Return each line of the material verbatim.
** START OF Rows **
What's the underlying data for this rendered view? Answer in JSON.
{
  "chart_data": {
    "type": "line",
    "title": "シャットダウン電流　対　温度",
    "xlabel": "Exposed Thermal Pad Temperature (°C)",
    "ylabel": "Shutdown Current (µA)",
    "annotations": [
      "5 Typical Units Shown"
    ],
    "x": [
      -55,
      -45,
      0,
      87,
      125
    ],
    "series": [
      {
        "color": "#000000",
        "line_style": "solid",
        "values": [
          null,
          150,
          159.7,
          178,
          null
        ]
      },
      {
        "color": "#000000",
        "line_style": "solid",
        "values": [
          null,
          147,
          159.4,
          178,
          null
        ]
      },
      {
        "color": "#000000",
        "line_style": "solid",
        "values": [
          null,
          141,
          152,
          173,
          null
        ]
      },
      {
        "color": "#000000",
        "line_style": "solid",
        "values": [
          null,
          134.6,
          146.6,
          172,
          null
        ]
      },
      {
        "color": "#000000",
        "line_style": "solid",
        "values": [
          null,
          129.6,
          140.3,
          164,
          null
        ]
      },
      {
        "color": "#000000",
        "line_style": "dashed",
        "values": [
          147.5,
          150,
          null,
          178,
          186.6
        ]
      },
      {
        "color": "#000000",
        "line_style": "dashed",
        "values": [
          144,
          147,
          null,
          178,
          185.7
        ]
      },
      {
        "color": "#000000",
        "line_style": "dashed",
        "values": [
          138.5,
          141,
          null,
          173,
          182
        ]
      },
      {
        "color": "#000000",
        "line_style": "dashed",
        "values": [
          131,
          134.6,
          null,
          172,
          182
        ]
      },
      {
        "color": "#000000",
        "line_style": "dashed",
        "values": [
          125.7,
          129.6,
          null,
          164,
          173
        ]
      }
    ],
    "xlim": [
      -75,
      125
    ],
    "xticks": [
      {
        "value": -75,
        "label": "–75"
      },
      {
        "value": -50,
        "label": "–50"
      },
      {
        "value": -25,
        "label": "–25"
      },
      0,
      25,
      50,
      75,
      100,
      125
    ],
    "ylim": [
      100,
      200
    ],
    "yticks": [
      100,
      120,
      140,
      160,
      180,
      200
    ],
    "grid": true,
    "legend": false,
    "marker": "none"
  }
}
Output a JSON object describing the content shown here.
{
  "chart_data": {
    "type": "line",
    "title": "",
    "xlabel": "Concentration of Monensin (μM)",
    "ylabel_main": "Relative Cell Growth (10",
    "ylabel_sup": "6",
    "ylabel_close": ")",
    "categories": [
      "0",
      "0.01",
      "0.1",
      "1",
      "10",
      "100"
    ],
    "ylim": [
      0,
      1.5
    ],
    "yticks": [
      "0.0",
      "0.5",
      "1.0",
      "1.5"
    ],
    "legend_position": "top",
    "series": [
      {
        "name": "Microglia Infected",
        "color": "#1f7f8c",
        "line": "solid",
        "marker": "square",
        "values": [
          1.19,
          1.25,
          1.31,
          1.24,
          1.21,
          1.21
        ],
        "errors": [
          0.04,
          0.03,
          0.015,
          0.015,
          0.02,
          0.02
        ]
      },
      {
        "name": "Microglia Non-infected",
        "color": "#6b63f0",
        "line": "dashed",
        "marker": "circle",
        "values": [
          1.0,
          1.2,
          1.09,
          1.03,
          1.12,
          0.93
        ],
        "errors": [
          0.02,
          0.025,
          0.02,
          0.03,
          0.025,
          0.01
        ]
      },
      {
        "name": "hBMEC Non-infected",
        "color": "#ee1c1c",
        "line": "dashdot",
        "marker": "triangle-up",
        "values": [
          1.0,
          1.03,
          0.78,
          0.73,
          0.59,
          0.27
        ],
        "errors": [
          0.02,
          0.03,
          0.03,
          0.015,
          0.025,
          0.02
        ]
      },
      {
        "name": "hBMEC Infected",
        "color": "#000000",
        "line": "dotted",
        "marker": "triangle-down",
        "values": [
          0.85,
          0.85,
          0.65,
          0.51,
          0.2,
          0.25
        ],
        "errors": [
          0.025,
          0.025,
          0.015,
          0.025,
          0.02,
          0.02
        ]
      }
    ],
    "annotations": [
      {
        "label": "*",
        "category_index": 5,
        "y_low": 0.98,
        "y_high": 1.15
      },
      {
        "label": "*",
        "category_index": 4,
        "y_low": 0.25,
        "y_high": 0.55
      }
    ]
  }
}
** END OF Rows **
Task output:
What's the underlying data for this rendered view? Answer in JSON.
{
  "chart_data": {
    "type": "line",
    "title": "シャットダウン電流　対　温度",
    "xlabel": "Exposed Thermal Pad Temperature (°C)",
    "ylabel": "Shutdown Current (µA)",
    "annotations": [
      "5 Typical Units Shown"
    ],
    "x": [
      -55,
      -45,
      0,
      87,
      125
    ],
    "series": [
      {
        "color": "#000000",
        "line_style": "solid",
        "values": [
          null,
          150,
          159.7,
          178,
          null
        ]
      },
      {
        "color": "#000000",
        "line_style": "solid",
        "values": [
          null,
          147,
          159.4,
          178,
          null
        ]
      },
      {
        "color": "#000000",
        "line_style": "solid",
        "values": [
          null,
          141,
          152,
          173,
          null
        ]
      },
      {
        "color": "#000000",
        "line_style": "solid",
        "values": [
          null,
          134.6,
          146.6,
          172,
          null
        ]
      },
      {
        "color": "#000000",
        "line_style": "solid",
        "values": [
          null,
          129.6,
          140.3,
          164,
          null
        ]
      },
      {
        "color": "#000000",
        "line_style": "dashed",
        "values": [
          147.5,
          150,
          null,
          178,
          186.6
        ]
      },
      {
        "color": "#000000",
        "line_style": "dashed",
        "values": [
          144,
          147,
          null,
          178,
          185.7
        ]
      },
      {
        "color": "#000000",
        "line_style": "dashed",
        "values": [
          138.5,
          141,
          null,
          173,
          182
        ]
      },
      {
        "color": "#000000",
        "line_style": "dashed",
        "values": [
          131,
          134.6,
          null,
          172,
          182
        ]
      },
      {
        "color": "#000000",
        "line_style": "dashed",
        "values": [
          125.7,
          129.6,
          null,
          164,
          173
        ]
      }
    ],
    "xlim": [
      -75,
      125
    ],
    "xticks": [
      {
        "value": -75,
        "label": "–75"
      },
      {
        "value": -50,
        "label": "–50"
      },
      {
        "value": -25,
        "label": "–25"
      },
      0,
      25,
      50,
      75,
      100,
      125
    ],
    "ylim": [
      100,
      200
    ],
    "yticks": [
      100,
      120,
      140,
      160,
      180,
      200
    ],
    "grid": true,
    "legend": false,
    "marker": "none"
  }
}
Output a JSON object describing the content shown here.
{
  "chart_data": {
    "type": "line",
    "title": "",
    "xlabel": "Concentration of Monensin (μM)",
    "ylabel_main": "Relative Cell Growth (10",
    "ylabel_sup": "6",
    "ylabel_close": ")",
    "categories": [
      "0",
      "0.01",
      "0.1",
      "1",
      "10",
      "100"
    ],
    "ylim": [
      0,
      1.5
    ],
    "yticks": [
      "0.0",
      "0.5",
      "1.0",
      "1.5"
    ],
    "legend_position": "top",
    "series": [
      {
        "name": "Microglia Infected",
        "color": "#1f7f8c",
        "line": "solid",
        "marker": "square",
        "values": [
          1.19,
          1.25,
          1.31,
          1.24,
          1.21,
          1.21
        ],
        "errors": [
          0.04,
          0.03,
          0.015,
          0.015,
          0.02,
          0.02
        ]
      },
      {
        "name": "Microglia Non-infected",
        "color": "#6b63f0",
        "line": "dashed",
        "marker": "circle",
        "values": [
          1.0,
          1.2,
          1.09,
          1.03,
          1.12,
          0.93
        ],
        "errors": [
          0.02,
          0.025,
          0.02,
          0.03,
          0.025,
          0.01
        ]
      },
      {
        "name": "hBMEC Non-infected",
        "color": "#ee1c1c",
        "line": "dashdot",
        "marker": "triangle-up",
        "values": [
          1.0,
          1.03,
          0.78,
          0.73,
          0.59,
          0.27
        ],
        "errors": [
          0.02,
          0.03,
          0.03,
          0.015,
          0.025,
          0.02
        ]
      },
      {
        "name": "hBMEC Infected",
        "color": "#000000",
        "line": "dotted",
        "marker": "triangle-down",
        "values": [
          0.85,
          0.85,
          0.65,
          0.51,
          0.2,
          0.25
        ],
        "errors": [
          0.025,
          0.025,
          0.015,
          0.025,
          0.02,
          0.02
        ]
      }
    ],
    "annotations": [
      {
        "label": "*",
        "category_index": 5,
        "y_low": 0.98,
        "y_high": 1.15
      },
      {
        "label": "*",
        "category_index": 4,
        "y_low": 0.25,
        "y_high": 0.55
      }
    ]
  }
}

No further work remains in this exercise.